The records below must be duplicated exactly, character for character.

=== Given data ===
○ ○ ○ ○ ○ ○ ○

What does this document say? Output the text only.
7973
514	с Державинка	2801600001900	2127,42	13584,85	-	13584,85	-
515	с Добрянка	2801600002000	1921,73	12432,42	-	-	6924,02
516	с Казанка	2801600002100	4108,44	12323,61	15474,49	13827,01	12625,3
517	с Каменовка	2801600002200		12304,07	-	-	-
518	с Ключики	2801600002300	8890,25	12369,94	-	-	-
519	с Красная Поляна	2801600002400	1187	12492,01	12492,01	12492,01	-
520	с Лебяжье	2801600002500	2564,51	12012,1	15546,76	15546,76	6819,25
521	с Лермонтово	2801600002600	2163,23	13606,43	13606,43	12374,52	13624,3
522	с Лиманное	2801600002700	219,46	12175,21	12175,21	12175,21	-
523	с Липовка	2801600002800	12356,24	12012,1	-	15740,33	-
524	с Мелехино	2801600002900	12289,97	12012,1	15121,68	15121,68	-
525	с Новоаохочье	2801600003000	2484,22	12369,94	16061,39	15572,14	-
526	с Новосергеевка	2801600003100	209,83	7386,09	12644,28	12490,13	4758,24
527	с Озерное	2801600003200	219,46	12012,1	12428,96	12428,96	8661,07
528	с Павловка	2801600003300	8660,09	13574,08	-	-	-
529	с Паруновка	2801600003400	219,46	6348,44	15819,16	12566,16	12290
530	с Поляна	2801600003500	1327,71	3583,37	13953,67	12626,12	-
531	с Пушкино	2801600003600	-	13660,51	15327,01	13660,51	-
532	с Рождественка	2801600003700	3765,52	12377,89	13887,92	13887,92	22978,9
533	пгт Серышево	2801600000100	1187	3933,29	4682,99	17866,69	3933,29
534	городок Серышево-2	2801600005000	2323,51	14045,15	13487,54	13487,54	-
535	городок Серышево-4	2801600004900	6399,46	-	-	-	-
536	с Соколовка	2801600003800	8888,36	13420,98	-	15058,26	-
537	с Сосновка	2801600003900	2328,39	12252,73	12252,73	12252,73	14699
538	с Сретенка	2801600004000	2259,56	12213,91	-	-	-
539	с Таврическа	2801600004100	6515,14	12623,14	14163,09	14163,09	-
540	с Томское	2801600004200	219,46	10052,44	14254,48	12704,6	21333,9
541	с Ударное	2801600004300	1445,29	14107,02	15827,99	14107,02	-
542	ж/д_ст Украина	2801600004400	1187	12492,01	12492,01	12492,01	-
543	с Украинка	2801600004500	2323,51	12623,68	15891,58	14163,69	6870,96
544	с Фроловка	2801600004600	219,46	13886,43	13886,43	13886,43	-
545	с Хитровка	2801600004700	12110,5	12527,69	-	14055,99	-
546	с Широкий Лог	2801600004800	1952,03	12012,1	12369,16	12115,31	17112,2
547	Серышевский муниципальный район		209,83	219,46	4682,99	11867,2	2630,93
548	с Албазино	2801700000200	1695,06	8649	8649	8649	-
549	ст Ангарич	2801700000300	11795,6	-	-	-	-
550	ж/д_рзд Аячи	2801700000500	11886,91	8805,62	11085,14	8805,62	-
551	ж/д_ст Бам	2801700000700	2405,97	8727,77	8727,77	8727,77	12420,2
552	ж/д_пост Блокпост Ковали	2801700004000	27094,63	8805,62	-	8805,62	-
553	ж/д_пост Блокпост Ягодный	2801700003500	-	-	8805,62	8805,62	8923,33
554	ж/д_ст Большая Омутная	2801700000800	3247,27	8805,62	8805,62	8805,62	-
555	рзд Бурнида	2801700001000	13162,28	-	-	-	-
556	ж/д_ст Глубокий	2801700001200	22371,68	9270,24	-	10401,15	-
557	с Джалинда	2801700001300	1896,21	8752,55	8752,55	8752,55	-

○ ○ ○ ○ ○ ○ ○

=== Written answer ===
What does this document say? Output the text only.
7973
514	с Державинка	2801600001900	2127,42	13584,85	-	13584,85	-
515	с Добрянка	2801600002000	1921,73	12432,42	-	-	6924,02
516	с Казанка	2801600002100	4108,44	12323,61	15474,49	13827,01	12625,3
517	с Каменовка	2801600002200		12304,07	-	-	-
518	с Ключики	2801600002300	8890,25	12369,94	-	-	-
519	с Красная Поляна	2801600002400	1187	12492,01	12492,01	12492,01	-
520	с Лебяжье	2801600002500	2564,51	12012,1	15546,76	15546,76	6819,25
521	с Лермонтово	2801600002600	2163,23	13606,43	13606,43	12374,52	13624,3
522	с Лиманное	2801600002700	219,46	12175,21	12175,21	12175,21	-
523	с Липовка	2801600002800	12356,24	12012,1	-	15740,33	-
524	с Мелехино	2801600002900	12289,97	12012,1	15121,68	15121,68	-
525	с Новоаохочье	2801600003000	2484,22	12369,94	16061,39	15572,14	-
526	с Новосергеевка	2801600003100	209,83	7386,09	12644,28	12490,13	4758,24
527	с Озерное	2801600003200	219,46	12012,1	12428,96	12428,96	8661,07
528	с Павловка	2801600003300	8660,09	13574,08	-	-	-
529	с Паруновка	2801600003400	219,46	6348,44	15819,16	12566,16	12290
530	с Поляна	2801600003500	1327,71	3583,37	13953,67	12626,12	-
531	с Пушкино	2801600003600	-	13660,51	15327,01	13660,51	-
532	с Рождественка	2801600003700	3765,52	12377,89	13887,92	13887,92	22978,9
533	пгт Серышево	2801600000100	1187	3933,29	4682,99	17866,69	3933,29
534	городок Серышево-2	2801600005000	2323,51	14045,15	13487,54	13487,54	-
535	городок Серышево-4	2801600004900	6399,46	-	-	-	-
536	с Соколовка	2801600003800	8888,36	13420,98	-	15058,26	-
537	с Сосновка	2801600003900	2328,39	12252,73	12252,73	12252,73	14699
538	с Сретенка	2801600004000	2259,56	12213,91	-	-	-
539	с Таврическа	2801600004100	6515,14	12623,14	14163,09	14163,09	-
540	с Томское	2801600004200	219,46	10052,44	14254,48	12704,6	21333,9
541	с Ударное	2801600004300	1445,29	14107,02	15827,99	14107,02	-
542	ж/д_ст Украина	2801600004400	1187	12492,01	12492,01	12492,01	-
543	с Украинка	2801600004500	2323,51	12623,68	15891,58	14163,69	6870,96
544	с Фроловка	2801600004600	219,46	13886,43	13886,43	13886,43	-
545	с Хитровка	2801600004700	12110,5	12527,69	-	14055,99	-
546	с Широкий Лог	2801600004800	1952,03	12012,1	12369,16	12115,31	17112,2
547	Серышевский муниципальный район		209,83	219,46	4682,99	11867,2	2630,93
548	с Албазино	2801700000200	1695,06	8649	8649	8649	-
549	ст Ангарич	2801700000300	11795,6	-	-	-	-
550	ж/д_рзд Аячи	2801700000500	11886,91	8805,62	11085,14	8805,62	-
551	ж/д_ст Бам	2801700000700	2405,97	8727,77	8727,77	8727,77	12420,2
552	ж/д_пост Блокпост Ковали	2801700004000	27094,63	8805,62	-	8805,62	-
553	ж/д_пост Блокпост Ягодный	2801700003500	-	-	8805,62	8805,62	8923,33
554	ж/д_ст Большая Омутная	2801700000800	3247,27	8805,62	8805,62	8805,62	-
555	рзд Бурнида	2801700001000	13162,28	-	-	-	-
556	ж/д_ст Глубокий	2801700001200	22371,68	9270,24	-	10401,15	-
557	с Джалинда	2801700001300	1896,21	8752,55	8752,55	8752,55	-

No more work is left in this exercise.